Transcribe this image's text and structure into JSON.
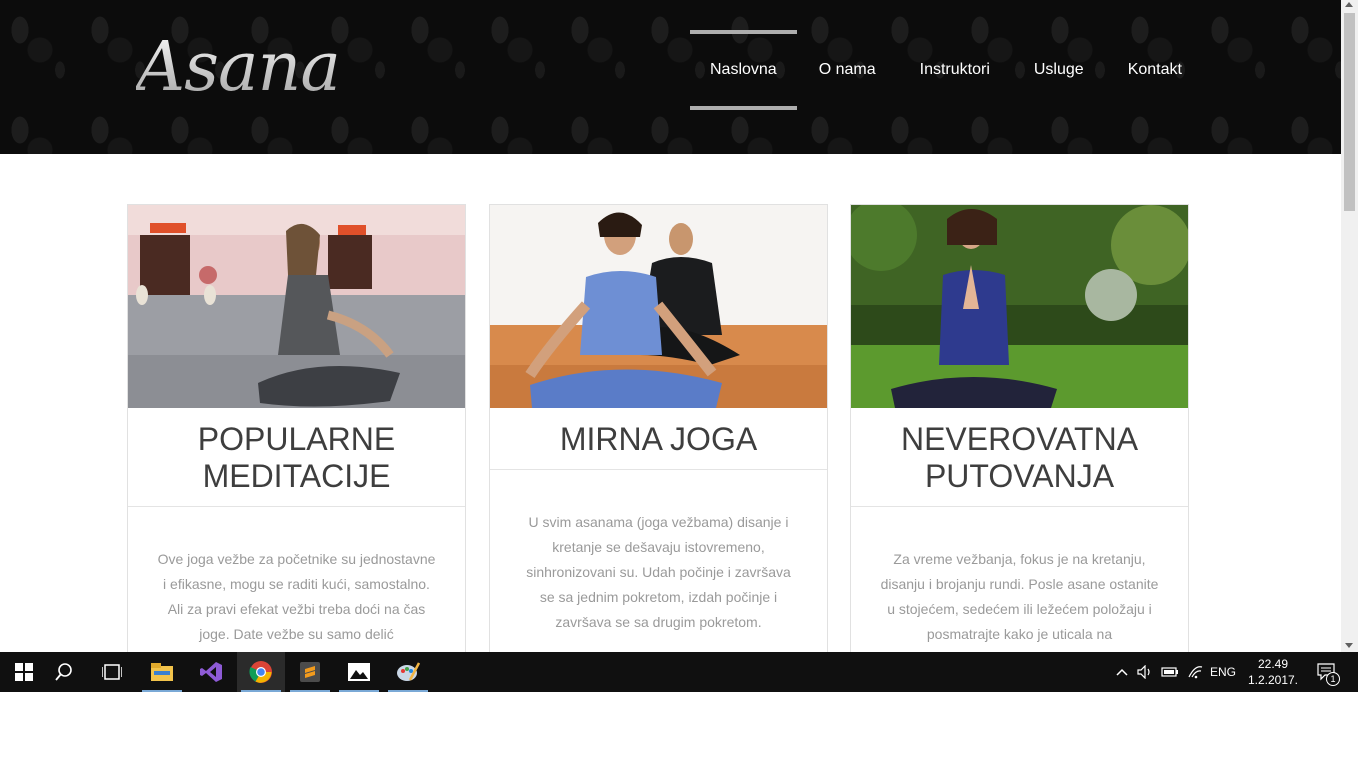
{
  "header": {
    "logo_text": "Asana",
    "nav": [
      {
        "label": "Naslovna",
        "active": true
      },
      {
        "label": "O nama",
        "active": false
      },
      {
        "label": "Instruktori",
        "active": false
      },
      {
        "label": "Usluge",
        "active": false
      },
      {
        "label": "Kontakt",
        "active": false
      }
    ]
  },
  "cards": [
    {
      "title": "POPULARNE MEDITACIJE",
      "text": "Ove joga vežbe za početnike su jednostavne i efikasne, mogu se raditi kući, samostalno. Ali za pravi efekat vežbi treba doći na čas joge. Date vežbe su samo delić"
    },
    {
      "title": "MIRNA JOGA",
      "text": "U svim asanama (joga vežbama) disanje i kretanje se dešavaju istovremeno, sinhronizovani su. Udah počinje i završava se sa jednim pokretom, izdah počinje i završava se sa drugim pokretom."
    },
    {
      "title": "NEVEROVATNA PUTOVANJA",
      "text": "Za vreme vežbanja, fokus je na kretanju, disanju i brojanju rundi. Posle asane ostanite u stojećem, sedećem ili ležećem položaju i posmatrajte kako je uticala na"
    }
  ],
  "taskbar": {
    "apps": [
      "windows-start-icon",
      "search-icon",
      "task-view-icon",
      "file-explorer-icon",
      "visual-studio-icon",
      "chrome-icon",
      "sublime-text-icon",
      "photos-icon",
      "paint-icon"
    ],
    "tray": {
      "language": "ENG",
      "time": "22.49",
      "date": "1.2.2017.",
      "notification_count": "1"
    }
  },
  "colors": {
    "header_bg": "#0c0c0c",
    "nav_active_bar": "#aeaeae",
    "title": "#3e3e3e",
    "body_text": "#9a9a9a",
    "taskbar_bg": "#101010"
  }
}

------------

**Work to do:** How many lines in these entries contain the string "title"? State the number and nothing more.

**Result below:** 4